§ **WORKING DATA**:
******
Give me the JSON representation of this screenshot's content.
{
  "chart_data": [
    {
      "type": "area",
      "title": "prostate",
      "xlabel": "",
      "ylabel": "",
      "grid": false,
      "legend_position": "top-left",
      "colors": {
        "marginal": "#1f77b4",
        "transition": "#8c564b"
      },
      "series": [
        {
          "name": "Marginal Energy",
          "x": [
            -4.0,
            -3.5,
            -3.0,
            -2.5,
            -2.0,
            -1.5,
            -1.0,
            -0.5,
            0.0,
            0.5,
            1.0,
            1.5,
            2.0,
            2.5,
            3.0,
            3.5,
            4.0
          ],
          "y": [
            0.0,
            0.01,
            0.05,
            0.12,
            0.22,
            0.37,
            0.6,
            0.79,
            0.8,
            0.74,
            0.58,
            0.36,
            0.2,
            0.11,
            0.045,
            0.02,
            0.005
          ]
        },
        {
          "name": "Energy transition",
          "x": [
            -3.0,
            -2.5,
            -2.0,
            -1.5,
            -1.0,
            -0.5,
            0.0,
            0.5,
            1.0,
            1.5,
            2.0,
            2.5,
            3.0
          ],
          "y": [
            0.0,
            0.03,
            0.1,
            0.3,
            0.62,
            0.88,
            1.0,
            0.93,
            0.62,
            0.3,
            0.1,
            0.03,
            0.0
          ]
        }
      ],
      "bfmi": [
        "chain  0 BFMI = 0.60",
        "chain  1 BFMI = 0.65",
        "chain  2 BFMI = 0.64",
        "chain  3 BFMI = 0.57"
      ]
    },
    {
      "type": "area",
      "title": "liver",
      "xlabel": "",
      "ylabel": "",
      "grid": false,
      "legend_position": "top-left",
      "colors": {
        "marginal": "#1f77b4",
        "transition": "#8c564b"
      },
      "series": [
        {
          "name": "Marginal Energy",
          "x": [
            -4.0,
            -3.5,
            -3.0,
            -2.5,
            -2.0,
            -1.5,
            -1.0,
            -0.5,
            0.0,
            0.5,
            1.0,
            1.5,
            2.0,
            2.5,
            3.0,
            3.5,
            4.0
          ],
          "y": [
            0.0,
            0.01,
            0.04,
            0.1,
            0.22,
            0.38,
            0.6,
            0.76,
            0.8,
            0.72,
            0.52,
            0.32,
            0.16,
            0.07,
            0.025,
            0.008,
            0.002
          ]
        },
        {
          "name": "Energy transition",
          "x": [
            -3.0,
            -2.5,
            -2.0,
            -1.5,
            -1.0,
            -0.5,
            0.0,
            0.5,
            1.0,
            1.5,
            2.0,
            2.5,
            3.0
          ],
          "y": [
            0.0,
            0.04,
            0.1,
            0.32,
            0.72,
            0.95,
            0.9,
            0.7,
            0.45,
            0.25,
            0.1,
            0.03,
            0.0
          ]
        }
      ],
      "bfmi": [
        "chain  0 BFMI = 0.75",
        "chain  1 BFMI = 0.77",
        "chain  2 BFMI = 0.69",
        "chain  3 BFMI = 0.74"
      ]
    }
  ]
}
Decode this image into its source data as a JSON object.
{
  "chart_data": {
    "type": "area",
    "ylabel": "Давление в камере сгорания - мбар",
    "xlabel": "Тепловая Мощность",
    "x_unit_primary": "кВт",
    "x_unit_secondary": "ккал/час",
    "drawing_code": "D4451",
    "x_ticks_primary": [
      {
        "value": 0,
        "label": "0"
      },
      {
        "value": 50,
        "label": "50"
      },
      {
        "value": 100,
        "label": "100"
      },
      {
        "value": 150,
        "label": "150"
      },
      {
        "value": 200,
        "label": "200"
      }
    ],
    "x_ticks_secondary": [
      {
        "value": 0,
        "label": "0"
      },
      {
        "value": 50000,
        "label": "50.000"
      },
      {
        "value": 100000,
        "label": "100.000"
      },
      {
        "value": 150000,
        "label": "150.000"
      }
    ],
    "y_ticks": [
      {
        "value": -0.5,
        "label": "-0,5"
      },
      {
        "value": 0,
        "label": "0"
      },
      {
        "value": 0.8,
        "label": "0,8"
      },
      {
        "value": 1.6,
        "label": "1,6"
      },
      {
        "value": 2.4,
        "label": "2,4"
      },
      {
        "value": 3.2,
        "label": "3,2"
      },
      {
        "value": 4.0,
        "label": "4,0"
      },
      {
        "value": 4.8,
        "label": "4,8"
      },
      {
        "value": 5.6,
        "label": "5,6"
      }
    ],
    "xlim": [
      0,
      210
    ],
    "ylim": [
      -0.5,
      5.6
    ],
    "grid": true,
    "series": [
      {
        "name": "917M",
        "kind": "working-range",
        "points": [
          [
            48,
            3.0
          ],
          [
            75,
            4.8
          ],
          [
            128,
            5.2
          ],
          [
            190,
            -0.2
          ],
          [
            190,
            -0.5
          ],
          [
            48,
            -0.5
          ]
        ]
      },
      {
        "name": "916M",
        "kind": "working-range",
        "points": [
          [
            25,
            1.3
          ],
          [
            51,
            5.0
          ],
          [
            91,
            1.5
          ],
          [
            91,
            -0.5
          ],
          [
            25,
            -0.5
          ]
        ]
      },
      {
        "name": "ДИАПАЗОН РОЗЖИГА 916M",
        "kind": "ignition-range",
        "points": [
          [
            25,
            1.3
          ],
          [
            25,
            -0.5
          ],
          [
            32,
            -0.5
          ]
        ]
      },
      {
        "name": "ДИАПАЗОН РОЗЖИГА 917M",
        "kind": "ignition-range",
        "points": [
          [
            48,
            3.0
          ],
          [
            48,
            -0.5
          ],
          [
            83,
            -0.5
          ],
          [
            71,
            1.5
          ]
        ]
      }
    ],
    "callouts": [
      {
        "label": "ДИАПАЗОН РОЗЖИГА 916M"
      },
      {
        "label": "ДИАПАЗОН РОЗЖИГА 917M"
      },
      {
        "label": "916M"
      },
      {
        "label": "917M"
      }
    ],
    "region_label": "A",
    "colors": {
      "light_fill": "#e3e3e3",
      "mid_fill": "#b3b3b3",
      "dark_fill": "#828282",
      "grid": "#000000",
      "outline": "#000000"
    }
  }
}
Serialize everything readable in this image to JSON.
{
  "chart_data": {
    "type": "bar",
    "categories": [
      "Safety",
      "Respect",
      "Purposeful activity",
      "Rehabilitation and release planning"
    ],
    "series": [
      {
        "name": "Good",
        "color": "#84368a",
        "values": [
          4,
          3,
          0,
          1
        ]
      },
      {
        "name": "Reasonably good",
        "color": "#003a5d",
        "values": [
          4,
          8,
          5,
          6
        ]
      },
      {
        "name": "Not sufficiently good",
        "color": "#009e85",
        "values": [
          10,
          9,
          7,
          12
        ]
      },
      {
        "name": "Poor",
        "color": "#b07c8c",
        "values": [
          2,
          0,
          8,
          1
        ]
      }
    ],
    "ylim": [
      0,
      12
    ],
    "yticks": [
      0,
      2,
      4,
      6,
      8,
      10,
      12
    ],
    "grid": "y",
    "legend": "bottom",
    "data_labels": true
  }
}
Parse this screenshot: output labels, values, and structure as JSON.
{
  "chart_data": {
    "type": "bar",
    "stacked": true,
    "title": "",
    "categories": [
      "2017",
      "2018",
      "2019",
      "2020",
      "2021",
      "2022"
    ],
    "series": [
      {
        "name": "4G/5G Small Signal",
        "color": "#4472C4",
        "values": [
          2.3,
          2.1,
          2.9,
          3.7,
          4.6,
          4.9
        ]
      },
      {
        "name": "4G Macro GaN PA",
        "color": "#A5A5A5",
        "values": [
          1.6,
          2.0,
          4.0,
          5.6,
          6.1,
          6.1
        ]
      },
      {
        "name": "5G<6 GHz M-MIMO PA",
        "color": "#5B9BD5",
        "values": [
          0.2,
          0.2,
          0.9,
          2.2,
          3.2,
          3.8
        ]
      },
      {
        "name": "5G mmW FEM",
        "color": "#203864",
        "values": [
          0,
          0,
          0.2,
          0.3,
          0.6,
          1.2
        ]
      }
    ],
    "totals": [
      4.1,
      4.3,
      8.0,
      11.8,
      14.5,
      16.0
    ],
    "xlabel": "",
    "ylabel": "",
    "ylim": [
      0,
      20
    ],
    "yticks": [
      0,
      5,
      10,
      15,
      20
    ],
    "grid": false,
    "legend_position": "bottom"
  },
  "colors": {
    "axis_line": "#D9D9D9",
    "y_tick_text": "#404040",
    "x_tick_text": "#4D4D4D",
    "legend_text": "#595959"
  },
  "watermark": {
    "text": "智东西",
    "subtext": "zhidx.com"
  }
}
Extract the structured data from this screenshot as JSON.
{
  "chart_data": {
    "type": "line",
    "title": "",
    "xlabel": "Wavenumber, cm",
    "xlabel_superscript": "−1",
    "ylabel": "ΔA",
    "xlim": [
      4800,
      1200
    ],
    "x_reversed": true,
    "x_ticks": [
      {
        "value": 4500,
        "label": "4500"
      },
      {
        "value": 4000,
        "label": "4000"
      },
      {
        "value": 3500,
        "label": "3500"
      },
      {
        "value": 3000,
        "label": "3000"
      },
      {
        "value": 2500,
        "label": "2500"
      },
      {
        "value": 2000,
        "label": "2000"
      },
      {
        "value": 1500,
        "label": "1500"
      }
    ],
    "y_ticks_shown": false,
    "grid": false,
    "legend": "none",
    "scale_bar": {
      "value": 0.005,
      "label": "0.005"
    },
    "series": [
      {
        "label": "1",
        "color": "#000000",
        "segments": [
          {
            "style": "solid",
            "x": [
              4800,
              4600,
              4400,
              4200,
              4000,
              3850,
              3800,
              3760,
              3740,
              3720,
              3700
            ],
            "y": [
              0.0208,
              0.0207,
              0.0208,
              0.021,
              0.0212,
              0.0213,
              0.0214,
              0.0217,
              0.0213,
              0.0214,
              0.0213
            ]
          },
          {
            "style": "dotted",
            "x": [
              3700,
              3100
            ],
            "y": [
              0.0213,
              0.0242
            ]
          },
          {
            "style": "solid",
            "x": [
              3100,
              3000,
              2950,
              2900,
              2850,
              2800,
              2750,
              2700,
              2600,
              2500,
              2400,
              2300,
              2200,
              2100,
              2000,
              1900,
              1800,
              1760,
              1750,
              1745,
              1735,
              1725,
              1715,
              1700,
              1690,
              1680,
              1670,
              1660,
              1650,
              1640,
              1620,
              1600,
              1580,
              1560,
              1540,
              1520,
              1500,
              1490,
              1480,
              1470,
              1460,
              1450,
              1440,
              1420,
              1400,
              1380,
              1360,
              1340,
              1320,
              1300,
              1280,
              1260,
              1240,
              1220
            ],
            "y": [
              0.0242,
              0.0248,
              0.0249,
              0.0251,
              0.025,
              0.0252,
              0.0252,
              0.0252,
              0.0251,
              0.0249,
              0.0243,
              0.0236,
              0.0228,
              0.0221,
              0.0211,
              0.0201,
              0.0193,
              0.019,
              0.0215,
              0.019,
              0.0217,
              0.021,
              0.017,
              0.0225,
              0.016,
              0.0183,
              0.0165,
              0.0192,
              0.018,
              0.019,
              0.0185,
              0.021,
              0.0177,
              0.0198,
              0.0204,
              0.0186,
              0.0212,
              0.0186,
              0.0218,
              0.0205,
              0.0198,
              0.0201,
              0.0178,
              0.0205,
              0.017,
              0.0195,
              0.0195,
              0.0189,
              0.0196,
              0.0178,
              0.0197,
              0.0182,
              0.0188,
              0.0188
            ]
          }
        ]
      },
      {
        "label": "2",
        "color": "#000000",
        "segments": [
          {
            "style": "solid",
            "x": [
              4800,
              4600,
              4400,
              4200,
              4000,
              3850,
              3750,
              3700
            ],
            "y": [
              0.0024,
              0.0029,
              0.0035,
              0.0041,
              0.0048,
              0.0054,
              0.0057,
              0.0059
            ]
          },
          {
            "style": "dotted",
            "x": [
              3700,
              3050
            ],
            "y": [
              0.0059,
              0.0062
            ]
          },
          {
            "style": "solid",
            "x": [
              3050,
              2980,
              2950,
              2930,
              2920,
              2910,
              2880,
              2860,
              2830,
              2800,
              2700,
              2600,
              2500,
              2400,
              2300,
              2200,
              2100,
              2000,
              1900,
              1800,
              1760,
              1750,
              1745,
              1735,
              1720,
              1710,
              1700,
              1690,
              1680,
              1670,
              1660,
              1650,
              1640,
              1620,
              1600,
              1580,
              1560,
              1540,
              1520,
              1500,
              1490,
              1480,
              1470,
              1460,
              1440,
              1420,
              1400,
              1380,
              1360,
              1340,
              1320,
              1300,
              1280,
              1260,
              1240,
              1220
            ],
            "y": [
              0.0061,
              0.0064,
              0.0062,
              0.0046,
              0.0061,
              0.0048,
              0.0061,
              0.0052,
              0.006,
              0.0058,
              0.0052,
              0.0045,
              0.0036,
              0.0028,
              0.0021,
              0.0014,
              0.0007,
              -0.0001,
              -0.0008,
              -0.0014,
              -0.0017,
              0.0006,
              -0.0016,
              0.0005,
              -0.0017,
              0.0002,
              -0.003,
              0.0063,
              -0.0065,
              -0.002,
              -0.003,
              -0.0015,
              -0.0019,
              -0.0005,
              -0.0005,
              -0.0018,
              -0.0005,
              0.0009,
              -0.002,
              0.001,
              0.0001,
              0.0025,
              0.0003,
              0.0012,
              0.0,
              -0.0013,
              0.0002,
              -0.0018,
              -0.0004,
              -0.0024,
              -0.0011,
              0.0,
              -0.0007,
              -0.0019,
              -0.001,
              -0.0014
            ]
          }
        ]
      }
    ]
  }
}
******
§ **WHAT IS REQUIRED**: Collect the lines of the data that carry the word "ДИАПАЗОН".

§ **ANSWER**:
        "name": "ДИАПАЗОН РОЗЖИГА 916M",
        "name": "ДИАПАЗОН РОЗЖИГА 917M",
        "label": "ДИАПАЗОН РОЗЖИГА 916M"
        "label": "ДИАПАЗОН РОЗЖИГА 917M"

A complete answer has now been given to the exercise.